§ **Exercise objective**:
Write out the whole listing again, exactly.

— START OF Task inputs —

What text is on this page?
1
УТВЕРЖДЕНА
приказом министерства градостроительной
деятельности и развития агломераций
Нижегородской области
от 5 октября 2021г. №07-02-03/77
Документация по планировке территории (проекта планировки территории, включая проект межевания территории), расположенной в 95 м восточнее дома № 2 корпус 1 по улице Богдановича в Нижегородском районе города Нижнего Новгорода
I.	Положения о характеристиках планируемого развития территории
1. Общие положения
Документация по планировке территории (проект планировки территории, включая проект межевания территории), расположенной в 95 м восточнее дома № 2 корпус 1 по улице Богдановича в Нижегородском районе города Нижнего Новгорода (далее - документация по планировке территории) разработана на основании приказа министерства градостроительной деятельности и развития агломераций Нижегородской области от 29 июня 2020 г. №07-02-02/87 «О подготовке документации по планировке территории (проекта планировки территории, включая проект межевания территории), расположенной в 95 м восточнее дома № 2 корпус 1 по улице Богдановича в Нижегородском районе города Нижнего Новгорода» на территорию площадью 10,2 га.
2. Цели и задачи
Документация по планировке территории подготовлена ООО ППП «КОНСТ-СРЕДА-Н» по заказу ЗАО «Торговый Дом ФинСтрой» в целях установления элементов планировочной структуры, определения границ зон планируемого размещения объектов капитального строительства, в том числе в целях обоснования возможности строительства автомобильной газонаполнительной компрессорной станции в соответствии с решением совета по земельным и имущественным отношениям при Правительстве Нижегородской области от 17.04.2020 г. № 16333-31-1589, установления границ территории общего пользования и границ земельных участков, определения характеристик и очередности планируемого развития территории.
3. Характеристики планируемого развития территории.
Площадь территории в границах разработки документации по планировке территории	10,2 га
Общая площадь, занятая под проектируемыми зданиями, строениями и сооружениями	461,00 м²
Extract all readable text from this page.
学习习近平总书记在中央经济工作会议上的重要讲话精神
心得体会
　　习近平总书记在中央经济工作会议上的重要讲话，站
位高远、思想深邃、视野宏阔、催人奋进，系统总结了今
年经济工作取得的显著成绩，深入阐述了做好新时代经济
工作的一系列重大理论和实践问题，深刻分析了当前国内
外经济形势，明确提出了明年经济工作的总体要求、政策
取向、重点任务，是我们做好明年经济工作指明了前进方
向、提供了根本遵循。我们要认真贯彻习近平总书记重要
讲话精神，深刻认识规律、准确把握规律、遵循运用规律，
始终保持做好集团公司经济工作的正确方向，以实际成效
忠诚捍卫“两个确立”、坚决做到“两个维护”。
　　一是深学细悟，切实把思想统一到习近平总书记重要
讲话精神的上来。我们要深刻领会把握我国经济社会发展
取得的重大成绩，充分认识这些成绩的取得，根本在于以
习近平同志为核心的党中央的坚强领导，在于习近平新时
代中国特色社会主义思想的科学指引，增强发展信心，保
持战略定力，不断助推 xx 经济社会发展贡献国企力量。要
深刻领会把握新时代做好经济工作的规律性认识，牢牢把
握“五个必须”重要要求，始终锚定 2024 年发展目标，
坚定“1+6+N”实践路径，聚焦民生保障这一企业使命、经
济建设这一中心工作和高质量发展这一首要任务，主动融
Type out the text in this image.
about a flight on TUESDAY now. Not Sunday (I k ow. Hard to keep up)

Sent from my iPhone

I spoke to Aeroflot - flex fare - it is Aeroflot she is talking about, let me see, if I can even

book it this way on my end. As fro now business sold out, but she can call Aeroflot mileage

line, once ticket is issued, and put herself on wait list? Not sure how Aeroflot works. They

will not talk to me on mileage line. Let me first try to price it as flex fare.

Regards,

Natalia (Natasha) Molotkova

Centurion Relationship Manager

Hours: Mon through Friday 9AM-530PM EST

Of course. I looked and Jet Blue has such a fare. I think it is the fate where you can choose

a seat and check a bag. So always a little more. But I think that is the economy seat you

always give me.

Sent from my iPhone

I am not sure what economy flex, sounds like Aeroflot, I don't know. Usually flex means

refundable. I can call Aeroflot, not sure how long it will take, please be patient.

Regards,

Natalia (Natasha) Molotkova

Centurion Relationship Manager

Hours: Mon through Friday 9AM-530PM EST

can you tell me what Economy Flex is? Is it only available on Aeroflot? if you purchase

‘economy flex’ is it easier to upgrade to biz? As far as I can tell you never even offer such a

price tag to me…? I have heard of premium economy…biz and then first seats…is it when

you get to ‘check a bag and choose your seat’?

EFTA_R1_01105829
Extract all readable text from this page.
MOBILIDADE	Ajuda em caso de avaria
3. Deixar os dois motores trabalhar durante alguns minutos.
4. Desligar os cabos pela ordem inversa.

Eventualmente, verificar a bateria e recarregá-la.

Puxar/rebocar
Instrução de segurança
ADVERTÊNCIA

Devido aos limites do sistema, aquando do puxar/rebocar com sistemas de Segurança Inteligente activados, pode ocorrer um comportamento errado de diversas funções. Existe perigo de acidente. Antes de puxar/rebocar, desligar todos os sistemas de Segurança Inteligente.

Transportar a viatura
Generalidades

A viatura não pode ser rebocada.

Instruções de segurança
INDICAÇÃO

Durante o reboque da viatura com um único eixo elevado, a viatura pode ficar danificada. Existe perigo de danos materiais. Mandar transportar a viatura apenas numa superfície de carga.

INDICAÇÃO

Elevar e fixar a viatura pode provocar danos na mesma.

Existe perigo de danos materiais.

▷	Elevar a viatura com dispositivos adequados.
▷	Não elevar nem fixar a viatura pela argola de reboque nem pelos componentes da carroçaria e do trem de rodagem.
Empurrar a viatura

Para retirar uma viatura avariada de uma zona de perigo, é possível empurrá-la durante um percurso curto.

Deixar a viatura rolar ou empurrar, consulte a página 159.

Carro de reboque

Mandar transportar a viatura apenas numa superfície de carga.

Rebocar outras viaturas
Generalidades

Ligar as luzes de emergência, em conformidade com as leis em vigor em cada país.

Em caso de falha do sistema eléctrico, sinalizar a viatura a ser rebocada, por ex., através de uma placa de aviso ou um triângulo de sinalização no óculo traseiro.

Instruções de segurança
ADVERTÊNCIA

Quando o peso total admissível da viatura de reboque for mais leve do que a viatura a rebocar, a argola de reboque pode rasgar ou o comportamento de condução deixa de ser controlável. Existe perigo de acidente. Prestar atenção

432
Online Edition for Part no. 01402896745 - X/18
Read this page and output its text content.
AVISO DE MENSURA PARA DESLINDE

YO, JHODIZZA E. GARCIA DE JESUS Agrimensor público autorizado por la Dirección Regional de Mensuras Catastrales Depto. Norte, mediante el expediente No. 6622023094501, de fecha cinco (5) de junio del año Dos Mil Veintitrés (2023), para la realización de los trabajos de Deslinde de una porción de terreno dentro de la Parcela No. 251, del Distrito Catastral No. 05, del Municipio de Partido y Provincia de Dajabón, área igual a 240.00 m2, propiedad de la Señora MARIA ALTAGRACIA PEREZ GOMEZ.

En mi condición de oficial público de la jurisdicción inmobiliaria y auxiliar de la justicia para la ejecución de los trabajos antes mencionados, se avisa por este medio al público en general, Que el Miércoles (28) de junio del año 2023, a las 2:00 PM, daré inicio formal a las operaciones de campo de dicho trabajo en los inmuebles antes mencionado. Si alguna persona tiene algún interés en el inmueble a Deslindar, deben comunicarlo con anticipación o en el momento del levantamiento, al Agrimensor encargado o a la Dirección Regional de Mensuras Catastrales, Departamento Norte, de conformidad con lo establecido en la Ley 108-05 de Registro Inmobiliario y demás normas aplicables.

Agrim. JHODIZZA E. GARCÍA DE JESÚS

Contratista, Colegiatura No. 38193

— END OF Task inputs —

§ **Full output**:
What text is on this page?
1
УТВЕРЖДЕНА
приказом министерства градостроительной
деятельности и развития агломераций
Нижегородской области
от 5 октября 2021г. №07-02-03/77
Документация по планировке территории (проекта планировки территории, включая проект межевания территории), расположенной в 95 м восточнее дома № 2 корпус 1 по улице Богдановича в Нижегородском районе города Нижнего Новгорода
I.	Положения о характеристиках планируемого развития территории
1. Общие положения
Документация по планировке территории (проект планировки территории, включая проект межевания территории), расположенной в 95 м восточнее дома № 2 корпус 1 по улице Богдановича в Нижегородском районе города Нижнего Новгорода (далее - документация по планировке территории) разработана на основании приказа министерства градостроительной деятельности и развития агломераций Нижегородской области от 29 июня 2020 г. №07-02-02/87 «О подготовке документации по планировке территории (проекта планировки территории, включая проект межевания территории), расположенной в 95 м восточнее дома № 2 корпус 1 по улице Богдановича в Нижегородском районе города Нижнего Новгорода» на территорию площадью 10,2 га.
2. Цели и задачи
Документация по планировке территории подготовлена ООО ППП «КОНСТ-СРЕДА-Н» по заказу ЗАО «Торговый Дом ФинСтрой» в целях установления элементов планировочной структуры, определения границ зон планируемого размещения объектов капитального строительства, в том числе в целях обоснования возможности строительства автомобильной газонаполнительной компрессорной станции в соответствии с решением совета по земельным и имущественным отношениям при Правительстве Нижегородской области от 17.04.2020 г. № 16333-31-1589, установления границ территории общего пользования и границ земельных участков, определения характеристик и очередности планируемого развития территории.
3. Характеристики планируемого развития территории.
Площадь территории в границах разработки документации по планировке территории	10,2 га
Общая площадь, занятая под проектируемыми зданиями, строениями и сооружениями	461,00 м²
Extract all readable text from this page.
学习习近平总书记在中央经济工作会议上的重要讲话精神
心得体会
　　习近平总书记在中央经济工作会议上的重要讲话，站
位高远、思想深邃、视野宏阔、催人奋进，系统总结了今
年经济工作取得的显著成绩，深入阐述了做好新时代经济
工作的一系列重大理论和实践问题，深刻分析了当前国内
外经济形势，明确提出了明年经济工作的总体要求、政策
取向、重点任务，是我们做好明年经济工作指明了前进方
向、提供了根本遵循。我们要认真贯彻习近平总书记重要
讲话精神，深刻认识规律、准确把握规律、遵循运用规律，
始终保持做好集团公司经济工作的正确方向，以实际成效
忠诚捍卫“两个确立”、坚决做到“两个维护”。
　　一是深学细悟，切实把思想统一到习近平总书记重要
讲话精神的上来。我们要深刻领会把握我国经济社会发展
取得的重大成绩，充分认识这些成绩的取得，根本在于以
习近平同志为核心的党中央的坚强领导，在于习近平新时
代中国特色社会主义思想的科学指引，增强发展信心，保
持战略定力，不断助推 xx 经济社会发展贡献国企力量。要
深刻领会把握新时代做好经济工作的规律性认识，牢牢把
握“五个必须”重要要求，始终锚定 2024 年发展目标，
坚定“1+6+N”实践路径，聚焦民生保障这一企业使命、经
济建设这一中心工作和高质量发展这一首要任务，主动融
Type out the text in this image.
about a flight on TUESDAY now. Not Sunday (I k ow. Hard to keep up)

Sent from my iPhone

I spoke to Aeroflot - flex fare - it is Aeroflot she is talking about, let me see, if I can even

book it this way on my end. As fro now business sold out, but she can call Aeroflot mileage

line, once ticket is issued, and put herself on wait list? Not sure how Aeroflot works. They

will not talk to me on mileage line. Let me first try to price it as flex fare.

Regards,

Natalia (Natasha) Molotkova

Centurion Relationship Manager

Hours: Mon through Friday 9AM-530PM EST

Of course. I looked and Jet Blue has such a fare. I think it is the fate where you can choose

a seat and check a bag. So always a little more. But I think that is the economy seat you

always give me.

Sent from my iPhone

I am not sure what economy flex, sounds like Aeroflot, I don't know. Usually flex means

refundable. I can call Aeroflot, not sure how long it will take, please be patient.

Regards,

Natalia (Natasha) Molotkova

Centurion Relationship Manager

Hours: Mon through Friday 9AM-530PM EST

can you tell me what Economy Flex is? Is it only available on Aeroflot? if you purchase

‘economy flex’ is it easier to upgrade to biz? As far as I can tell you never even offer such a

price tag to me…? I have heard of premium economy…biz and then first seats…is it when

you get to ‘check a bag and choose your seat’?

EFTA_R1_01105829
Extract all readable text from this page.
MOBILIDADE	Ajuda em caso de avaria
3. Deixar os dois motores trabalhar durante alguns minutos.
4. Desligar os cabos pela ordem inversa.

Eventualmente, verificar a bateria e recarregá-la.

Puxar/rebocar
Instrução de segurança
ADVERTÊNCIA

Devido aos limites do sistema, aquando do puxar/rebocar com sistemas de Segurança Inteligente activados, pode ocorrer um comportamento errado de diversas funções. Existe perigo de acidente. Antes de puxar/rebocar, desligar todos os sistemas de Segurança Inteligente.

Transportar a viatura
Generalidades

A viatura não pode ser rebocada.

Instruções de segurança
INDICAÇÃO

Durante o reboque da viatura com um único eixo elevado, a viatura pode ficar danificada. Existe perigo de danos materiais. Mandar transportar a viatura apenas numa superfície de carga.

INDICAÇÃO

Elevar e fixar a viatura pode provocar danos na mesma.

Existe perigo de danos materiais.

▷	Elevar a viatura com dispositivos adequados.
▷	Não elevar nem fixar a viatura pela argola de reboque nem pelos componentes da carroçaria e do trem de rodagem.
Empurrar a viatura

Para retirar uma viatura avariada de uma zona de perigo, é possível empurrá-la durante um percurso curto.

Deixar a viatura rolar ou empurrar, consulte a página 159.

Carro de reboque

Mandar transportar a viatura apenas numa superfície de carga.

Rebocar outras viaturas
Generalidades

Ligar as luzes de emergência, em conformidade com as leis em vigor em cada país.

Em caso de falha do sistema eléctrico, sinalizar a viatura a ser rebocada, por ex., através de uma placa de aviso ou um triângulo de sinalização no óculo traseiro.

Instruções de segurança
ADVERTÊNCIA

Quando o peso total admissível da viatura de reboque for mais leve do que a viatura a rebocar, a argola de reboque pode rasgar ou o comportamento de condução deixa de ser controlável. Existe perigo de acidente. Prestar atenção

432
Online Edition for Part no. 01402896745 - X/18
Read this page and output its text content.
AVISO DE MENSURA PARA DESLINDE

YO, JHODIZZA E. GARCIA DE JESUS Agrimensor público autorizado por la Dirección Regional de Mensuras Catastrales Depto. Norte, mediante el expediente No. 6622023094501, de fecha cinco (5) de junio del año Dos Mil Veintitrés (2023), para la realización de los trabajos de Deslinde de una porción de terreno dentro de la Parcela No. 251, del Distrito Catastral No. 05, del Municipio de Partido y Provincia de Dajabón, área igual a 240.00 m2, propiedad de la Señora MARIA ALTAGRACIA PEREZ GOMEZ.

En mi condición de oficial público de la jurisdicción inmobiliaria y auxiliar de la justicia para la ejecución de los trabajos antes mencionados, se avisa por este medio al público en general, Que el Miércoles (28) de junio del año 2023, a las 2:00 PM, daré inicio formal a las operaciones de campo de dicho trabajo en los inmuebles antes mencionado. Si alguna persona tiene algún interés en el inmueble a Deslindar, deben comunicarlo con anticipación o en el momento del levantamiento, al Agrimensor encargado o a la Dirección Regional de Mensuras Catastrales, Departamento Norte, de conformidad con lo establecido en la Ley 108-05 de Registro Inmobiliario y demás normas aplicables.

Agrim. JHODIZZA E. GARCÍA DE JESÚS

Contratista, Colegiatura No. 38193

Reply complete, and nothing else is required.